— start of Input data —

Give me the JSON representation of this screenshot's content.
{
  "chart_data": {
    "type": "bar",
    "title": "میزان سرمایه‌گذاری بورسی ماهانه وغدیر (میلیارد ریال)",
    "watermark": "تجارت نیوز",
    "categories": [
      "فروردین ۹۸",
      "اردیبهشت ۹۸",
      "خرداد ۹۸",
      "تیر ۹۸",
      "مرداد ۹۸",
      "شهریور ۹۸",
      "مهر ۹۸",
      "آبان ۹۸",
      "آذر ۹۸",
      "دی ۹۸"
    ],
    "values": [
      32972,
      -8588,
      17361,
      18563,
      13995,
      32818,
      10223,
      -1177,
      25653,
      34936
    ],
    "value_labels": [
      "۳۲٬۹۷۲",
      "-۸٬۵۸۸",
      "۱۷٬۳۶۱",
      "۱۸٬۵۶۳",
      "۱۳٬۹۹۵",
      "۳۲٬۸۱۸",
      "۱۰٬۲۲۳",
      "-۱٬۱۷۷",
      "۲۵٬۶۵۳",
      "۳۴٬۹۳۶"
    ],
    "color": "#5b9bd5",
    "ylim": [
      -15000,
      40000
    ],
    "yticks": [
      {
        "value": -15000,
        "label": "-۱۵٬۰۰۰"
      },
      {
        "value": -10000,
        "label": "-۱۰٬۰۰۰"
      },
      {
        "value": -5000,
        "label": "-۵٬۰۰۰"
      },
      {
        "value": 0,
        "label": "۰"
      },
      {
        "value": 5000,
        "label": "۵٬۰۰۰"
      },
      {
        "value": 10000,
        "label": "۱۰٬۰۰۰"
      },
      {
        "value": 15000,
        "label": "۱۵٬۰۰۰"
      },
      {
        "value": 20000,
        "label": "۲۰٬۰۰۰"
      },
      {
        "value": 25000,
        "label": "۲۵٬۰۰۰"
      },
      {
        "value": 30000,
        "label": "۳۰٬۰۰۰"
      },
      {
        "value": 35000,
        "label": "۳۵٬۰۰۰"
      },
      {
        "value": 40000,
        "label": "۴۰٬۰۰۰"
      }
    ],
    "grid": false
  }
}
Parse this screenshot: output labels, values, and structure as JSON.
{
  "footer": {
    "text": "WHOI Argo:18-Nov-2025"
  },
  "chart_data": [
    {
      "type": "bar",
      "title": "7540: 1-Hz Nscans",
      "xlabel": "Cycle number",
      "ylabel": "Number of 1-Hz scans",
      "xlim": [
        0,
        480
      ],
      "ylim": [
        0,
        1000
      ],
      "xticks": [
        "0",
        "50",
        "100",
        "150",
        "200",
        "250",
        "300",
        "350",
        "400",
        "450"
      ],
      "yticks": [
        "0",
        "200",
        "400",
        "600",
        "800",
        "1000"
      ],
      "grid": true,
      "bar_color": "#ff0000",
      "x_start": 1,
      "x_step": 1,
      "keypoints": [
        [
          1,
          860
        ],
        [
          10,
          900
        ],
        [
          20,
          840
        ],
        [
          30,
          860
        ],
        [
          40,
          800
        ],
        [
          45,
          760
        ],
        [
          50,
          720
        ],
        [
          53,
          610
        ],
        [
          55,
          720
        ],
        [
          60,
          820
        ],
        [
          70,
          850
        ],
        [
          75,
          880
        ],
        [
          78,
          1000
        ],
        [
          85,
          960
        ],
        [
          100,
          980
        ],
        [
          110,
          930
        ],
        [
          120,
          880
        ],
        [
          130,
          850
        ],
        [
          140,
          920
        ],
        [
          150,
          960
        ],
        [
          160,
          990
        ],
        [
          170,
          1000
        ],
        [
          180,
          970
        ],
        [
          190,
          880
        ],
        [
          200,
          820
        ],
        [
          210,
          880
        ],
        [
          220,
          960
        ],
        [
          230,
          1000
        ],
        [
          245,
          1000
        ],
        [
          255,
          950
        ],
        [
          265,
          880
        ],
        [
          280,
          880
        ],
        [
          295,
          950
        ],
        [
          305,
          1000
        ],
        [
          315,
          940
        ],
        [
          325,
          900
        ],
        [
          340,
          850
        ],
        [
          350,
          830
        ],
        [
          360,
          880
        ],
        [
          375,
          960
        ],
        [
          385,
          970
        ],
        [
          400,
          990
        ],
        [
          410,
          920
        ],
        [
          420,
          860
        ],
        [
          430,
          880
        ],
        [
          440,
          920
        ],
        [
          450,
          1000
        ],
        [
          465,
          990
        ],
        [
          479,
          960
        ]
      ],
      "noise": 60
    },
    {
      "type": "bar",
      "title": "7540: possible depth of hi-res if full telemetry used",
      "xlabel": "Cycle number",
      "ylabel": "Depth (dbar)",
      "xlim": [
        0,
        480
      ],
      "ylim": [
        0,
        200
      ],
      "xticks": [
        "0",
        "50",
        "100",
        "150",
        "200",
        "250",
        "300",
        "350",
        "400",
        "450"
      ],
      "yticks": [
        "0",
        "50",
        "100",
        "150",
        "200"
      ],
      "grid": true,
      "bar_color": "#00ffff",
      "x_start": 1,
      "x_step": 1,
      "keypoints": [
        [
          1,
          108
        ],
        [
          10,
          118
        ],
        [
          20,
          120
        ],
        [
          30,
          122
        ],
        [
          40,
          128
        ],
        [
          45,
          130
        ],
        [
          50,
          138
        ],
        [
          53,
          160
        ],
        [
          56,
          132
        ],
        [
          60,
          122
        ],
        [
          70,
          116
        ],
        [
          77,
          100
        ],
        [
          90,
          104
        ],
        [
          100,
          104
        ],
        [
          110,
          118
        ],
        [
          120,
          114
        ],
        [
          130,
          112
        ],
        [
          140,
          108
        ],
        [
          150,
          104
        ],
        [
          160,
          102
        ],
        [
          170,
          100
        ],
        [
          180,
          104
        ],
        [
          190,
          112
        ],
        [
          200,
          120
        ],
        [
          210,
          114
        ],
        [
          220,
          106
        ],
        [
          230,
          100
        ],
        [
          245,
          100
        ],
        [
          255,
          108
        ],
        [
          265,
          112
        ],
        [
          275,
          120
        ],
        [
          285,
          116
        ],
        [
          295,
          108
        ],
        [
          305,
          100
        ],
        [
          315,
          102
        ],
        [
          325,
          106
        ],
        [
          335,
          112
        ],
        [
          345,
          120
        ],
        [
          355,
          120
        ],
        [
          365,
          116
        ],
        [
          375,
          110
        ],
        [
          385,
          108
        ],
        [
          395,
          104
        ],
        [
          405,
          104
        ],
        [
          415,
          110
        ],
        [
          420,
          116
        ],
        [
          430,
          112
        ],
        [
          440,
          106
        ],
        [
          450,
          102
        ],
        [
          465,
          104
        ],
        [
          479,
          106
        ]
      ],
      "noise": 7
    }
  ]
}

— end of Input data —

## Aim
Of all the lines in the listing above, how many include "this"? Write only the number.

## Solution below
2